(Stored data)
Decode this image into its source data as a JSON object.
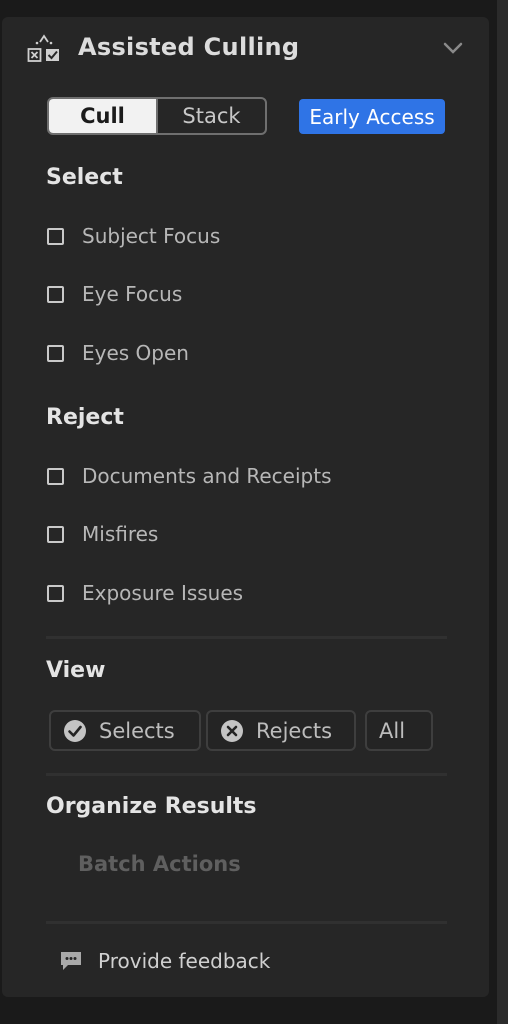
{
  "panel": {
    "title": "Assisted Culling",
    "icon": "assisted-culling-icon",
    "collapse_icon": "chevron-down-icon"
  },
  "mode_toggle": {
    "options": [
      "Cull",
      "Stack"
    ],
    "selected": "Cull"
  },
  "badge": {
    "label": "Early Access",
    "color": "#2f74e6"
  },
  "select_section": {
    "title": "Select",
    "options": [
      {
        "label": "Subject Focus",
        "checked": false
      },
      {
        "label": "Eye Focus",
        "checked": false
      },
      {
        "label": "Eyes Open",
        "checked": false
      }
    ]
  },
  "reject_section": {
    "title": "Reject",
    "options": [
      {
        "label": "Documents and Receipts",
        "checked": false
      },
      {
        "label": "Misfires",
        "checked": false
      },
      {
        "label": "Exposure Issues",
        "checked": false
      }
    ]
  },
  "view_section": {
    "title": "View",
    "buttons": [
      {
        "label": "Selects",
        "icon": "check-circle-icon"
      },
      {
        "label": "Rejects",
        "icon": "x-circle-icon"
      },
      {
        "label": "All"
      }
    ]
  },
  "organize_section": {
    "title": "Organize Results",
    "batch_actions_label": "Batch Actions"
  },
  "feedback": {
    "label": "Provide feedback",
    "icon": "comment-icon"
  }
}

**Exercise task:** An exact transcription of all the entries is required, without the pictures.

**Result:**
Decode this image into its source data as a JSON object.
{
  "panel": {
    "title": "Assisted Culling",
    "icon": "assisted-culling-icon",
    "collapse_icon": "chevron-down-icon"
  },
  "mode_toggle": {
    "options": [
      "Cull",
      "Stack"
    ],
    "selected": "Cull"
  },
  "badge": {
    "label": "Early Access",
    "color": "#2f74e6"
  },
  "select_section": {
    "title": "Select",
    "options": [
      {
        "label": "Subject Focus",
        "checked": false
      },
      {
        "label": "Eye Focus",
        "checked": false
      },
      {
        "label": "Eyes Open",
        "checked": false
      }
    ]
  },
  "reject_section": {
    "title": "Reject",
    "options": [
      {
        "label": "Documents and Receipts",
        "checked": false
      },
      {
        "label": "Misfires",
        "checked": false
      },
      {
        "label": "Exposure Issues",
        "checked": false
      }
    ]
  },
  "view_section": {
    "title": "View",
    "buttons": [
      {
        "label": "Selects",
        "icon": "check-circle-icon"
      },
      {
        "label": "Rejects",
        "icon": "x-circle-icon"
      },
      {
        "label": "All"
      }
    ]
  },
  "organize_section": {
    "title": "Organize Results",
    "batch_actions_label": "Batch Actions"
  },
  "feedback": {
    "label": "Provide feedback",
    "icon": "comment-icon"
  }
}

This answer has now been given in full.